◆ THE PROBLEM:
Identify the lines containing the word "logo". Copy each one.

***** RECORD EXTRACTS

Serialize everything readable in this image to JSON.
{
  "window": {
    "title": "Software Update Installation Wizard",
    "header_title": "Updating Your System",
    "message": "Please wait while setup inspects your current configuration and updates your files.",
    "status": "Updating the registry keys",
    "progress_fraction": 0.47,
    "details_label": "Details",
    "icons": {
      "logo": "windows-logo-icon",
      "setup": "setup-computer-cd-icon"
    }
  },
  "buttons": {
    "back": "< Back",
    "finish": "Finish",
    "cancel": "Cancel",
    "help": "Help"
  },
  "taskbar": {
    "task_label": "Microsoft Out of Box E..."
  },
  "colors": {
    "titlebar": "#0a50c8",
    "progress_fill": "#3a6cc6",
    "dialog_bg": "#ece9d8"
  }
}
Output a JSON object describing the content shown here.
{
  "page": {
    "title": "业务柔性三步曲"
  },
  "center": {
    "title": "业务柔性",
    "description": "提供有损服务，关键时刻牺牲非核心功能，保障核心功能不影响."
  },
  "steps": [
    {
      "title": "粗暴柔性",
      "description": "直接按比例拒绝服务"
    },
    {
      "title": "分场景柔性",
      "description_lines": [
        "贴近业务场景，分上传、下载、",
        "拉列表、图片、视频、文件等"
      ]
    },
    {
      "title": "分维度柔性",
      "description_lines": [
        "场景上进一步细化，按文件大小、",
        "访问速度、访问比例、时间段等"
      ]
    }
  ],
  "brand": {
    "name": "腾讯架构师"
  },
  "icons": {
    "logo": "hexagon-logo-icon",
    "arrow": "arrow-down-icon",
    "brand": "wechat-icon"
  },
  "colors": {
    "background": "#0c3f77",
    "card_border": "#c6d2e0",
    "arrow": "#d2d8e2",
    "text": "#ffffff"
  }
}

**********

◆ FINISHED TASK:
      "logo": "windows-logo-icon",
    "logo": "hexagon-logo-icon",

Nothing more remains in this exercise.